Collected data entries

▼

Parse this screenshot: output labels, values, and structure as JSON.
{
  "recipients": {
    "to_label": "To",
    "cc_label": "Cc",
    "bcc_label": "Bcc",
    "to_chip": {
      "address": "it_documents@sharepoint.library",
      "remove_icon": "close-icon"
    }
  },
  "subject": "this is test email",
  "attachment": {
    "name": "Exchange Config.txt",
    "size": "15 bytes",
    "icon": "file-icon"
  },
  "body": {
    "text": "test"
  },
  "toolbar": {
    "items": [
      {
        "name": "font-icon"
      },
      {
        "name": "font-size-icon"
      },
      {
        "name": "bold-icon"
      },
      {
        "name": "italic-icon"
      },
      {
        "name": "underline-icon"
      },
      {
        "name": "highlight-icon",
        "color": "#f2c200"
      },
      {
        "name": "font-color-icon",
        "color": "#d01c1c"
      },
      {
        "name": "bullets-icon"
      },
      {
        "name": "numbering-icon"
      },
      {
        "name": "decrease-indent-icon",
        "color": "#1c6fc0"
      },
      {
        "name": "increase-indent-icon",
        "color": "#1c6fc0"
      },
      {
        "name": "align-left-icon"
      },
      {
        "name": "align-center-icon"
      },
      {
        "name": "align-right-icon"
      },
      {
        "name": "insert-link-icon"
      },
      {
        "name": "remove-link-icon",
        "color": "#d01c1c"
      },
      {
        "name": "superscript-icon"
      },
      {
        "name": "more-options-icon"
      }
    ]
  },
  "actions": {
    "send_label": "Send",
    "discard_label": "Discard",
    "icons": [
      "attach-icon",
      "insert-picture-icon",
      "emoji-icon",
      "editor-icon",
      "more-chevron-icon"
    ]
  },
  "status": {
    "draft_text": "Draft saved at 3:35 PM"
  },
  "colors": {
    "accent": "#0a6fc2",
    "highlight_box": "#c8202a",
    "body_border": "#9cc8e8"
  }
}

▲
▼

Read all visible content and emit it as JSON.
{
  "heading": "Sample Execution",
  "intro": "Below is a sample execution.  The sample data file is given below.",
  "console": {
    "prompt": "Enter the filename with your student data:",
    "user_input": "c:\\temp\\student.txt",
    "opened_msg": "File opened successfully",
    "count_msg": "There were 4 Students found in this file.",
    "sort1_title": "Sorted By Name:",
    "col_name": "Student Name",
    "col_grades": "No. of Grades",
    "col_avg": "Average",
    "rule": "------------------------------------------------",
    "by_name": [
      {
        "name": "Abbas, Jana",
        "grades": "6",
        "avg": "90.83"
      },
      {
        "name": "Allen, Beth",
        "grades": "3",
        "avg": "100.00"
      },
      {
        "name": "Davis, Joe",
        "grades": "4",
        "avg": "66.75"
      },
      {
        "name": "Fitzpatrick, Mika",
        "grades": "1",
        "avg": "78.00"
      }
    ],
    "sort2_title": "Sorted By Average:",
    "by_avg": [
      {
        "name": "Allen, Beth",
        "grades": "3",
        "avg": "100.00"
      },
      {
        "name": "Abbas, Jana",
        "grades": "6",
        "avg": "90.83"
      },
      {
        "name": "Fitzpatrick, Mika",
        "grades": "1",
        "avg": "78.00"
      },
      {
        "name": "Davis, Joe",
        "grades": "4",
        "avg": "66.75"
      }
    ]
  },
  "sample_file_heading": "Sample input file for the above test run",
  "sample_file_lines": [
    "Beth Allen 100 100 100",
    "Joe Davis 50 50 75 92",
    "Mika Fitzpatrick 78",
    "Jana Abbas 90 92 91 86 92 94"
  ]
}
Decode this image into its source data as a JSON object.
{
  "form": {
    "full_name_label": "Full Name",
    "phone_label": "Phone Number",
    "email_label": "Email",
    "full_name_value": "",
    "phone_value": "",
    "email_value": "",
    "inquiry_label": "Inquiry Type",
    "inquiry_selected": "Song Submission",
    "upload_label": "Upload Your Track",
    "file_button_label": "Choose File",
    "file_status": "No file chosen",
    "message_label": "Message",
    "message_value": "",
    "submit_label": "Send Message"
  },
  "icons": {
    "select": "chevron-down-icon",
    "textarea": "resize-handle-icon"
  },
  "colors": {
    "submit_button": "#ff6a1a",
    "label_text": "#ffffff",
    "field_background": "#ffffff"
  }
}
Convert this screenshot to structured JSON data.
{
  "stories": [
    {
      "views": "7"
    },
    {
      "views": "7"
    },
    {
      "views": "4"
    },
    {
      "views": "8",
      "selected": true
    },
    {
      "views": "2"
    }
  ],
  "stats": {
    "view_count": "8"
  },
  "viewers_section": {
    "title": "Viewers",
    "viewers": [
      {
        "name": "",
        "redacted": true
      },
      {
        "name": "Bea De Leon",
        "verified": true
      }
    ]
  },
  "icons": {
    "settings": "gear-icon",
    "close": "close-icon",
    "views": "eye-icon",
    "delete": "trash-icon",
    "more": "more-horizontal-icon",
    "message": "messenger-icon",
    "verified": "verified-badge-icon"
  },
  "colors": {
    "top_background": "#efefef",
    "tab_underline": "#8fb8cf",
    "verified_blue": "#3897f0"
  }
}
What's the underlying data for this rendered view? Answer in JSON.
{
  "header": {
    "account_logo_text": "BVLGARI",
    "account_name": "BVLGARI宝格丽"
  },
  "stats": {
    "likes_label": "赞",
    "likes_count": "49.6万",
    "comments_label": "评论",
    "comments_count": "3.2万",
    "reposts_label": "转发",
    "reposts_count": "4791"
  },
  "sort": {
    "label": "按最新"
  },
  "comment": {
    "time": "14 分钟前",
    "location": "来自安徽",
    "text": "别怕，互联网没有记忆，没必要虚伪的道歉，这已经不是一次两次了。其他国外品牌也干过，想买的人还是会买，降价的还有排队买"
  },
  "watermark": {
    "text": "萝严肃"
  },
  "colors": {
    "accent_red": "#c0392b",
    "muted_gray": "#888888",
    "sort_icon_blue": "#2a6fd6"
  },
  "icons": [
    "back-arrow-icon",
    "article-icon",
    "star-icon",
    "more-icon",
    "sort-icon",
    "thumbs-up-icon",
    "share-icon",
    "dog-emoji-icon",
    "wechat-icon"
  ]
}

▲
▼

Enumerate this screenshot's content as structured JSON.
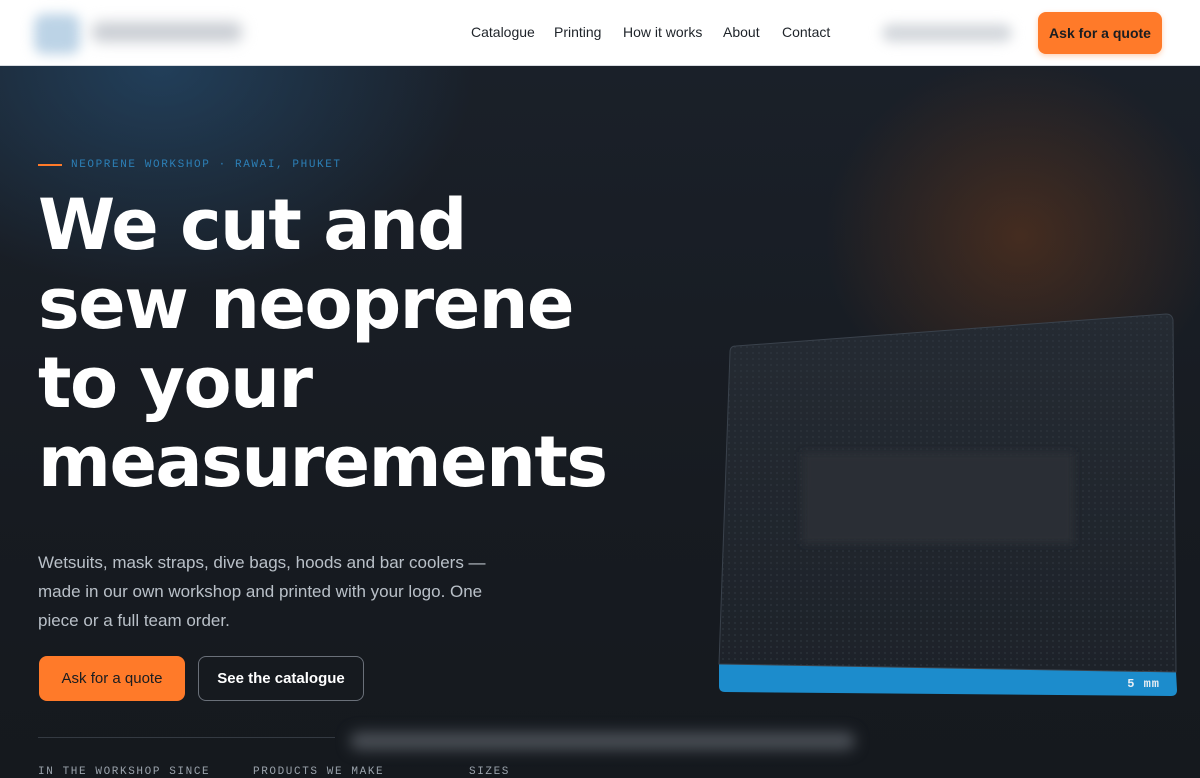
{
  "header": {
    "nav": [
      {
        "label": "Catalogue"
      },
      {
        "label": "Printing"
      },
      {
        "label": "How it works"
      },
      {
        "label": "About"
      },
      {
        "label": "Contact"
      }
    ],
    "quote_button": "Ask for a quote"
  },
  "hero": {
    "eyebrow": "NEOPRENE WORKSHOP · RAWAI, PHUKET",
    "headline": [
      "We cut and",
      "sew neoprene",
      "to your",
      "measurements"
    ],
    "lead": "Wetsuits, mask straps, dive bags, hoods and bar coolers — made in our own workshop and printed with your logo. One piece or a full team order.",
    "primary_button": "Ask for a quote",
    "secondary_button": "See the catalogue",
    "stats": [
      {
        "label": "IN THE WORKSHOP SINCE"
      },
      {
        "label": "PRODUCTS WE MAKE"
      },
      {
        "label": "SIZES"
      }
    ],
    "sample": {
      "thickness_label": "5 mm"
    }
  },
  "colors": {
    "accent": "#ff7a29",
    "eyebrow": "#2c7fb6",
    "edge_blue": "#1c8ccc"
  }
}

▲

▶ TO DO
Copy out every line in the entries above that holds "structured".

▶ SOLUTION
Convert this screenshot to structured JSON data.
Enumerate this screenshot's content as structured JSON.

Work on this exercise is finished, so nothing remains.